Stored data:
----

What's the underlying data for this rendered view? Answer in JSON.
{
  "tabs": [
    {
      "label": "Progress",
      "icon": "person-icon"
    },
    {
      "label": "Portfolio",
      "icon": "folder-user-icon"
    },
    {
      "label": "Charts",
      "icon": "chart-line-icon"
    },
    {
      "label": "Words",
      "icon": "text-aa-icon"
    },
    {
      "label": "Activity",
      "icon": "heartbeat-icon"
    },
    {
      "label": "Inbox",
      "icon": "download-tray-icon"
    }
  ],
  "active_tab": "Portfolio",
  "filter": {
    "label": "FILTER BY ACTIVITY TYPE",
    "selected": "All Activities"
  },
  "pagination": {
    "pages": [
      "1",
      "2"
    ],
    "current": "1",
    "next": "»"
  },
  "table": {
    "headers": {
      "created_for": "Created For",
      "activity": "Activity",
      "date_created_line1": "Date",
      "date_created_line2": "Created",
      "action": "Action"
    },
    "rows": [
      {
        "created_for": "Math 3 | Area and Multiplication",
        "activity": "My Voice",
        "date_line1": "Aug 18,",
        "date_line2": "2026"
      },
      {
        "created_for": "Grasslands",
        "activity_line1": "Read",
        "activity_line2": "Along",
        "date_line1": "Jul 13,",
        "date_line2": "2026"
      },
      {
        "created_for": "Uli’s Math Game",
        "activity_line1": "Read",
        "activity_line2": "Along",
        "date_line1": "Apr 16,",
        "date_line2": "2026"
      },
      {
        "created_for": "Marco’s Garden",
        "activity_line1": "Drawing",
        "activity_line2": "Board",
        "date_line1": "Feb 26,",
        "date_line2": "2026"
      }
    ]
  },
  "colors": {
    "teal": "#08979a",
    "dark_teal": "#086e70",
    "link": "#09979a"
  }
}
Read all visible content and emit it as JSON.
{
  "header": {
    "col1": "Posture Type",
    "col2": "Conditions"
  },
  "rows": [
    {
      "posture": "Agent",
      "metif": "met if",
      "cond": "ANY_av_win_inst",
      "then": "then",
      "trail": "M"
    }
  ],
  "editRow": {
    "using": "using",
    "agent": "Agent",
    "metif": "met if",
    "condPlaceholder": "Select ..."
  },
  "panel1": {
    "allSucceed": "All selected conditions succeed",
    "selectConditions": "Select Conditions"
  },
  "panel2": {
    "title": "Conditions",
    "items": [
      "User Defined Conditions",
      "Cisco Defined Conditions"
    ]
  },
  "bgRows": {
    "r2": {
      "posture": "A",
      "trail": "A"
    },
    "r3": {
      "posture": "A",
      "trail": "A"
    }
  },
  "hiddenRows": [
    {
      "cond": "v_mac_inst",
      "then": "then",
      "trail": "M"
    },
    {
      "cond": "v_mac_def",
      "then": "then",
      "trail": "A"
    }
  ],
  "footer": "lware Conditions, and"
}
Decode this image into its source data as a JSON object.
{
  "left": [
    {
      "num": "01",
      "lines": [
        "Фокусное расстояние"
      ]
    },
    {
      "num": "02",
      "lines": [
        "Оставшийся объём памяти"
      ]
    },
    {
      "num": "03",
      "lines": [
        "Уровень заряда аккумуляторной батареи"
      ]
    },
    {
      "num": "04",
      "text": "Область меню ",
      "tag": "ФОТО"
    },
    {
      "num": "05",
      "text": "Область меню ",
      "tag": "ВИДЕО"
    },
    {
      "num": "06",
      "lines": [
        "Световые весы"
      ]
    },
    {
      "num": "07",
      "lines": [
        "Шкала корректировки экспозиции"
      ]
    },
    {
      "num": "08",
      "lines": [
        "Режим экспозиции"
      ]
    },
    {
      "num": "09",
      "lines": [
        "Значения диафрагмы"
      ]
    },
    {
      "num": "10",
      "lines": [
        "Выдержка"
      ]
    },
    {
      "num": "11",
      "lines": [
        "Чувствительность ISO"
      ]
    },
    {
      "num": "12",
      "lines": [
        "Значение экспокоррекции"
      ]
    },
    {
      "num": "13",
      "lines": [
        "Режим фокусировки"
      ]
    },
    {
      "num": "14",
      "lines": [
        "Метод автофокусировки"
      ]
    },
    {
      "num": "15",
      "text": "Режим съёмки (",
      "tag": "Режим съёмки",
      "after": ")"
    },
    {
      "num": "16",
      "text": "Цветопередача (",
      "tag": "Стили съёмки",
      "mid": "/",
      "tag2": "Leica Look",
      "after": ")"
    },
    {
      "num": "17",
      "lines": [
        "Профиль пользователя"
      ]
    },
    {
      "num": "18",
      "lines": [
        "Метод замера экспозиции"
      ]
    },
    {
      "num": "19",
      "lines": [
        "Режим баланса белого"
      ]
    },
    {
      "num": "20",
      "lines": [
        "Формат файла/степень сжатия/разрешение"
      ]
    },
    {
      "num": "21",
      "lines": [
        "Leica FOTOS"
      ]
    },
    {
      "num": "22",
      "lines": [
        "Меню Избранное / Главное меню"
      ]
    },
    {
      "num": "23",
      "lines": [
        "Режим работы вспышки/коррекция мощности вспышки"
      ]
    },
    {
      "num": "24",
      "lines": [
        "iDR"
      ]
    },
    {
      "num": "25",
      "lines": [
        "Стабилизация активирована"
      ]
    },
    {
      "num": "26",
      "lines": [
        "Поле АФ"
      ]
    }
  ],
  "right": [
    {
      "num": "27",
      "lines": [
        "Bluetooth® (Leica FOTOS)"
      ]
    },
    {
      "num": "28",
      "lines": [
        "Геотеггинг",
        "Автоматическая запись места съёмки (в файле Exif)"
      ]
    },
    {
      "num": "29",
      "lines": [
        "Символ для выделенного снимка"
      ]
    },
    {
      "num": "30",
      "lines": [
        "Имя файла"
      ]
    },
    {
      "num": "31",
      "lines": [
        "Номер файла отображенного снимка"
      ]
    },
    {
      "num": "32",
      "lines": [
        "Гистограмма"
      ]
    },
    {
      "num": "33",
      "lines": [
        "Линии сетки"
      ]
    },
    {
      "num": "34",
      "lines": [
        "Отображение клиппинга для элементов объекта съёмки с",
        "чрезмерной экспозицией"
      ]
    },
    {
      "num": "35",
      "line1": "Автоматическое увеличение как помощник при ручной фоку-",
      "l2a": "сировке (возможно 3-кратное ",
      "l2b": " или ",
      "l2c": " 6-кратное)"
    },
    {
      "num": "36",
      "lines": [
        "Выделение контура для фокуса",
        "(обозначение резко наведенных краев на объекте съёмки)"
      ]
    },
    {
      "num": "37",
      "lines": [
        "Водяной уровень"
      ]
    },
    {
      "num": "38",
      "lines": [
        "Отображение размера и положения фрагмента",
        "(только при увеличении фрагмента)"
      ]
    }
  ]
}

----

Problem requirements —
Faithfully copy every entry, leaving nothing out.

Exercise result —
What's the underlying data for this rendered view? Answer in JSON.
{
  "tabs": [
    {
      "label": "Progress",
      "icon": "person-icon"
    },
    {
      "label": "Portfolio",
      "icon": "folder-user-icon"
    },
    {
      "label": "Charts",
      "icon": "chart-line-icon"
    },
    {
      "label": "Words",
      "icon": "text-aa-icon"
    },
    {
      "label": "Activity",
      "icon": "heartbeat-icon"
    },
    {
      "label": "Inbox",
      "icon": "download-tray-icon"
    }
  ],
  "active_tab": "Portfolio",
  "filter": {
    "label": "FILTER BY ACTIVITY TYPE",
    "selected": "All Activities"
  },
  "pagination": {
    "pages": [
      "1",
      "2"
    ],
    "current": "1",
    "next": "»"
  },
  "table": {
    "headers": {
      "created_for": "Created For",
      "activity": "Activity",
      "date_created_line1": "Date",
      "date_created_line2": "Created",
      "action": "Action"
    },
    "rows": [
      {
        "created_for": "Math 3 | Area and Multiplication",
        "activity": "My Voice",
        "date_line1": "Aug 18,",
        "date_line2": "2026"
      },
      {
        "created_for": "Grasslands",
        "activity_line1": "Read",
        "activity_line2": "Along",
        "date_line1": "Jul 13,",
        "date_line2": "2026"
      },
      {
        "created_for": "Uli’s Math Game",
        "activity_line1": "Read",
        "activity_line2": "Along",
        "date_line1": "Apr 16,",
        "date_line2": "2026"
      },
      {
        "created_for": "Marco’s Garden",
        "activity_line1": "Drawing",
        "activity_line2": "Board",
        "date_line1": "Feb 26,",
        "date_line2": "2026"
      }
    ]
  },
  "colors": {
    "teal": "#08979a",
    "dark_teal": "#086e70",
    "link": "#09979a"
  }
}
Read all visible content and emit it as JSON.
{
  "header": {
    "col1": "Posture Type",
    "col2": "Conditions"
  },
  "rows": [
    {
      "posture": "Agent",
      "metif": "met if",
      "cond": "ANY_av_win_inst",
      "then": "then",
      "trail": "M"
    }
  ],
  "editRow": {
    "using": "using",
    "agent": "Agent",
    "metif": "met if",
    "condPlaceholder": "Select ..."
  },
  "panel1": {
    "allSucceed": "All selected conditions succeed",
    "selectConditions": "Select Conditions"
  },
  "panel2": {
    "title": "Conditions",
    "items": [
      "User Defined Conditions",
      "Cisco Defined Conditions"
    ]
  },
  "bgRows": {
    "r2": {
      "posture": "A",
      "trail": "A"
    },
    "r3": {
      "posture": "A",
      "trail": "A"
    }
  },
  "hiddenRows": [
    {
      "cond": "v_mac_inst",
      "then": "then",
      "trail": "M"
    },
    {
      "cond": "v_mac_def",
      "then": "then",
      "trail": "A"
    }
  ],
  "footer": "lware Conditions, and"
}
Decode this image into its source data as a JSON object.
{
  "left": [
    {
      "num": "01",
      "lines": [
        "Фокусное расстояние"
      ]
    },
    {
      "num": "02",
      "lines": [
        "Оставшийся объём памяти"
      ]
    },
    {
      "num": "03",
      "lines": [
        "Уровень заряда аккумуляторной батареи"
      ]
    },
    {
      "num": "04",
      "text": "Область меню ",
      "tag": "ФОТО"
    },
    {
      "num": "05",
      "text": "Область меню ",
      "tag": "ВИДЕО"
    },
    {
      "num": "06",
      "lines": [
        "Световые весы"
      ]
    },
    {
      "num": "07",
      "lines": [
        "Шкала корректировки экспозиции"
      ]
    },
    {
      "num": "08",
      "lines": [
        "Режим экспозиции"
      ]
    },
    {
      "num": "09",
      "lines": [
        "Значения диафрагмы"
      ]
    },
    {
      "num": "10",
      "lines": [
        "Выдержка"
      ]
    },
    {
      "num": "11",
      "lines": [
        "Чувствительность ISO"
      ]
    },
    {
      "num": "12",
      "lines": [
        "Значение экспокоррекции"
      ]
    },
    {
      "num": "13",
      "lines": [
        "Режим фокусировки"
      ]
    },
    {
      "num": "14",
      "lines": [
        "Метод автофокусировки"
      ]
    },
    {
      "num": "15",
      "text": "Режим съёмки (",
      "tag": "Режим съёмки",
      "after": ")"
    },
    {
      "num": "16",
      "text": "Цветопередача (",
      "tag": "Стили съёмки",
      "mid": "/",
      "tag2": "Leica Look",
      "after": ")"
    },
    {
      "num": "17",
      "lines": [
        "Профиль пользователя"
      ]
    },
    {
      "num": "18",
      "lines": [
        "Метод замера экспозиции"
      ]
    },
    {
      "num": "19",
      "lines": [
        "Режим баланса белого"
      ]
    },
    {
      "num": "20",
      "lines": [
        "Формат файла/степень сжатия/разрешение"
      ]
    },
    {
      "num": "21",
      "lines": [
        "Leica FOTOS"
      ]
    },
    {
      "num": "22",
      "lines": [
        "Меню Избранное / Главное меню"
      ]
    },
    {
      "num": "23",
      "lines": [
        "Режим работы вспышки/коррекция мощности вспышки"
      ]
    },
    {
      "num": "24",
      "lines": [
        "iDR"
      ]
    },
    {
      "num": "25",
      "lines": [
        "Стабилизация активирована"
      ]
    },
    {
      "num": "26",
      "lines": [
        "Поле АФ"
      ]
    }
  ],
  "right": [
    {
      "num": "27",
      "lines": [
        "Bluetooth® (Leica FOTOS)"
      ]
    },
    {
      "num": "28",
      "lines": [
        "Геотеггинг",
        "Автоматическая запись места съёмки (в файле Exif)"
      ]
    },
    {
      "num": "29",
      "lines": [
        "Символ для выделенного снимка"
      ]
    },
    {
      "num": "30",
      "lines": [
        "Имя файла"
      ]
    },
    {
      "num": "31",
      "lines": [
        "Номер файла отображенного снимка"
      ]
    },
    {
      "num": "32",
      "lines": [
        "Гистограмма"
      ]
    },
    {
      "num": "33",
      "lines": [
        "Линии сетки"
      ]
    },
    {
      "num": "34",
      "lines": [
        "Отображение клиппинга для элементов объекта съёмки с",
        "чрезмерной экспозицией"
      ]
    },
    {
      "num": "35",
      "line1": "Автоматическое увеличение как помощник при ручной фоку-",
      "l2a": "сировке (возможно 3-кратное ",
      "l2b": " или ",
      "l2c": " 6-кратное)"
    },
    {
      "num": "36",
      "lines": [
        "Выделение контура для фокуса",
        "(обозначение резко наведенных краев на объекте съёмки)"
      ]
    },
    {
      "num": "37",
      "lines": [
        "Водяной уровень"
      ]
    },
    {
      "num": "38",
      "lines": [
        "Отображение размера и положения фрагмента",
        "(только при увеличении фрагмента)"
      ]
    }
  ]
}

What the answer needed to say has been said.